____ Data entries

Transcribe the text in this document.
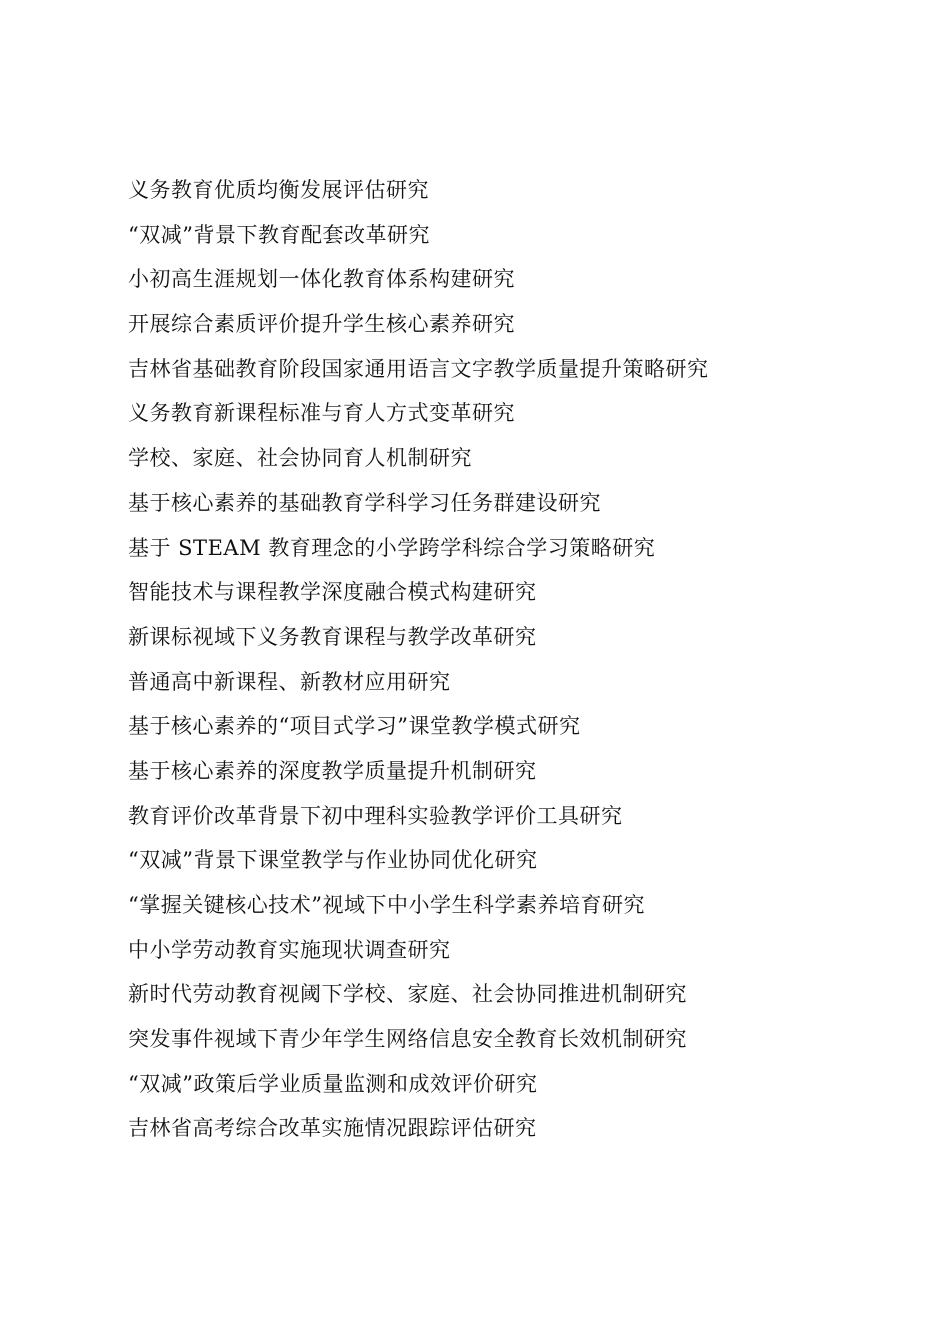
义务教育优质均衡发展评估研究
“双减”背景下教育配套改革研究
小初高生涯规划一体化教育体系构建研究
开展综合素质评价提升学生核心素养研究
吉林省基础教育阶段国家通用语言文字教学质量提升策略研究
义务教育新课程标准与育人方式变革研究
学校、家庭、社会协同育人机制研究
基于核心素养的基础教育学科学习任务群建设研究
基于 STEAM 教育理念的小学跨学科综合学习策略研究
智能技术与课程教学深度融合模式构建研究
新课标视域下义务教育课程与教学改革研究
普通高中新课程、新教材应用研究
基于核心素养的“项目式学习”课堂教学模式研究
基于核心素养的深度教学质量提升机制研究
教育评价改革背景下初中理科实验教学评价工具研究
“双减”背景下课堂教学与作业协同优化研究
“掌握关键核心技术”视域下中小学生科学素养培育研究
中小学劳动教育实施现状调查研究
新时代劳动教育视阈下学校、家庭、社会协同推进机制研究
突发事件视域下青少年学生网络信息安全教育长效机制研究
“双减”政策后学业质量监测和成效评价研究
吉林省高考综合改革实施情况跟踪评估研究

________

● **Description of the task**
Leave the pictures out and reproduce all of the records exactly.

● **Exercise result**
Transcribe the text in this document.
义务教育优质均衡发展评估研究
“双减”背景下教育配套改革研究
小初高生涯规划一体化教育体系构建研究
开展综合素质评价提升学生核心素养研究
吉林省基础教育阶段国家通用语言文字教学质量提升策略研究
义务教育新课程标准与育人方式变革研究
学校、家庭、社会协同育人机制研究
基于核心素养的基础教育学科学习任务群建设研究
基于 STEAM 教育理念的小学跨学科综合学习策略研究
智能技术与课程教学深度融合模式构建研究
新课标视域下义务教育课程与教学改革研究
普通高中新课程、新教材应用研究
基于核心素养的“项目式学习”课堂教学模式研究
基于核心素养的深度教学质量提升机制研究
教育评价改革背景下初中理科实验教学评价工具研究
“双减”背景下课堂教学与作业协同优化研究
“掌握关键核心技术”视域下中小学生科学素养培育研究
中小学劳动教育实施现状调查研究
新时代劳动教育视阈下学校、家庭、社会协同推进机制研究
突发事件视域下青少年学生网络信息安全教育长效机制研究
“双减”政策后学业质量监测和成效评价研究
吉林省高考综合改革实施情况跟踪评估研究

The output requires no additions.